▸ PROBLEM TO SOLVE
Type out all the records word for word. Any pictures are to be left out.

▸ ENTRIES

* * * *

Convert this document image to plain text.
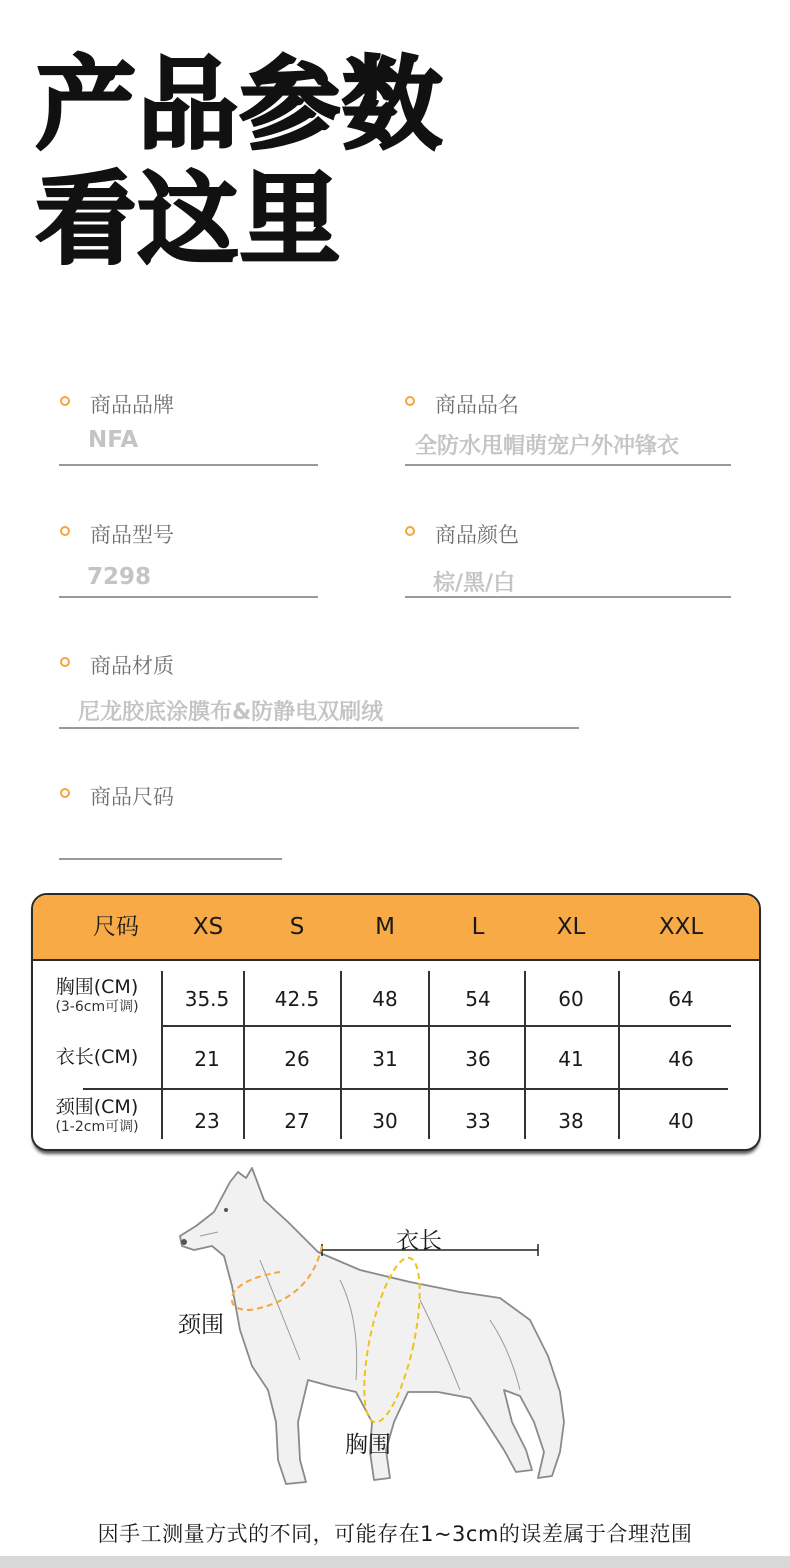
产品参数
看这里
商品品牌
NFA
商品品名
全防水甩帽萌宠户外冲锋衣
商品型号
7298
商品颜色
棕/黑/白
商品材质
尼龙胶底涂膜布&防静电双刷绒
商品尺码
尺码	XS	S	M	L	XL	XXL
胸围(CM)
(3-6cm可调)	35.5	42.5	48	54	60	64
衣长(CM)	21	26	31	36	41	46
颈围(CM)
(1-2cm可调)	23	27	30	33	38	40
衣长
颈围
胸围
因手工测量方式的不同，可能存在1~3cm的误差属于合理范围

* * * *

▸ IN RESPONSE
Convert this document image to plain text.
产品参数
看这里
商品品牌
NFA
商品品名
全防水甩帽萌宠户外冲锋衣
商品型号
7298
商品颜色
棕/黑/白
商品材质
尼龙胶底涂膜布&防静电双刷绒
商品尺码
尺码	XS	S	M	L	XL	XXL
胸围(CM)
(3-6cm可调)	35.5	42.5	48	54	60	64
衣长(CM)	21	26	31	36	41	46
颈围(CM)
(1-2cm可调)	23	27	30	33	38	40
衣长
颈围
胸围
因手工测量方式的不同，可能存在1~3cm的误差属于合理范围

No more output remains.